JOB
Among the lines below, count those with "JSON". Give the total alone.
━━━━
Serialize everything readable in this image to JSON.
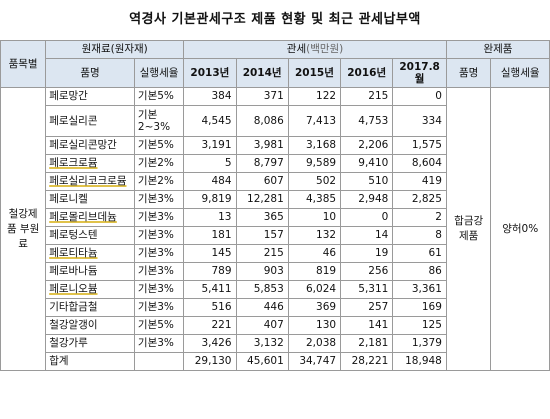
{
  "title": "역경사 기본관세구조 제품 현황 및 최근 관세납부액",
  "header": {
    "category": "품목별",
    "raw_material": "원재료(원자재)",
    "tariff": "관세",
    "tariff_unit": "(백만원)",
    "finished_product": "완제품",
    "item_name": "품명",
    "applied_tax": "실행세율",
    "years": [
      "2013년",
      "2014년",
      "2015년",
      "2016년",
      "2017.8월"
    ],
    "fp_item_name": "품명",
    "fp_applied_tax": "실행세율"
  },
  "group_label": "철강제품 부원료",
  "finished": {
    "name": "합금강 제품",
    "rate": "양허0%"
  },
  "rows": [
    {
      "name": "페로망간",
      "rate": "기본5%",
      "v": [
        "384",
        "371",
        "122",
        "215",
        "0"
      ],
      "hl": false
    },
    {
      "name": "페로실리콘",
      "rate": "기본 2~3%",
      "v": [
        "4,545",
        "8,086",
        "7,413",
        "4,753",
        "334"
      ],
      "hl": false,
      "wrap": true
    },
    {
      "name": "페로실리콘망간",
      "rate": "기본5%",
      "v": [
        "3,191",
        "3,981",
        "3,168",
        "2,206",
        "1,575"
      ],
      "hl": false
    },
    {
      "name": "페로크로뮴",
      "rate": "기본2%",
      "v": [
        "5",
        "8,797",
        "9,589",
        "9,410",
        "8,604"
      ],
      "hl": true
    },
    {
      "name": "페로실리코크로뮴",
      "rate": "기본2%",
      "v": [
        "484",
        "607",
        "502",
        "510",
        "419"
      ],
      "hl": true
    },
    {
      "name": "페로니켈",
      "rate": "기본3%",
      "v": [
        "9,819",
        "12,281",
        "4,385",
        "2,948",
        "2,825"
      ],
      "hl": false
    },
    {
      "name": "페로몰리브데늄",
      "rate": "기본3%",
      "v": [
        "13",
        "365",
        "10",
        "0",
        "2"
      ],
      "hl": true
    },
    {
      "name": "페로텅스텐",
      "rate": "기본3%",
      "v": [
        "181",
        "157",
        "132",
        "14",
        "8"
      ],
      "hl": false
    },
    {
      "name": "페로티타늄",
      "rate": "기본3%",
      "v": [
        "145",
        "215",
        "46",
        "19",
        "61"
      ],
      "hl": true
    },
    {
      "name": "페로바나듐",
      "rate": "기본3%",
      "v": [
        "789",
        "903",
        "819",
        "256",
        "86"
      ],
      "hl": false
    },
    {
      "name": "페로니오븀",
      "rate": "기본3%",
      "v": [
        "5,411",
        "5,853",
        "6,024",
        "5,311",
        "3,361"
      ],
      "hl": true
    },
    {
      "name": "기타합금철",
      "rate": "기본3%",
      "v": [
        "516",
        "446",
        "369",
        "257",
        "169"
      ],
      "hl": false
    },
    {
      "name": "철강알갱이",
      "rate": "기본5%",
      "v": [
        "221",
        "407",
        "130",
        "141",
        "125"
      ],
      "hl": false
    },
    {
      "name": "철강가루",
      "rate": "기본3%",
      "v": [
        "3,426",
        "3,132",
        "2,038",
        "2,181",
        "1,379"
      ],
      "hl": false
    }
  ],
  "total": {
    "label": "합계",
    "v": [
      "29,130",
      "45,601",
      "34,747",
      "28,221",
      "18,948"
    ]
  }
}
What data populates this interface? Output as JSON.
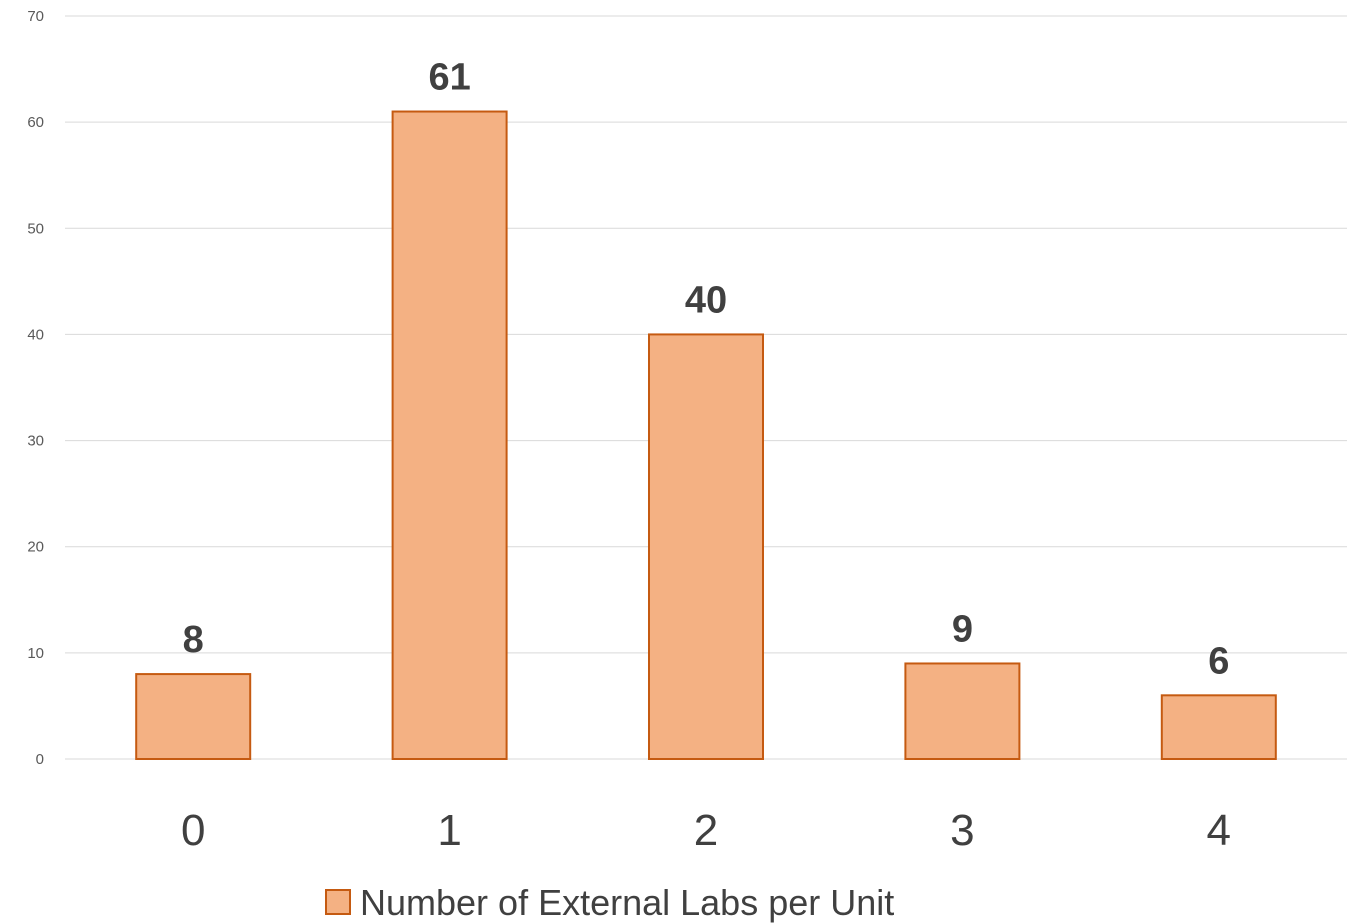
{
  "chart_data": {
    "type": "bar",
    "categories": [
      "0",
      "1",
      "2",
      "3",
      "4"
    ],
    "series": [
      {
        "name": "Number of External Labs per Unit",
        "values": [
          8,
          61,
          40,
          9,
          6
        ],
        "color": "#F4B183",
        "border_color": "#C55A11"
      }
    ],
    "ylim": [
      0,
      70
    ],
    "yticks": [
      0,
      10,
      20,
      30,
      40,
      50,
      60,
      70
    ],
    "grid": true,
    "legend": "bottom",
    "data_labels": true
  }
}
━━━━
FULL SOLUTION
2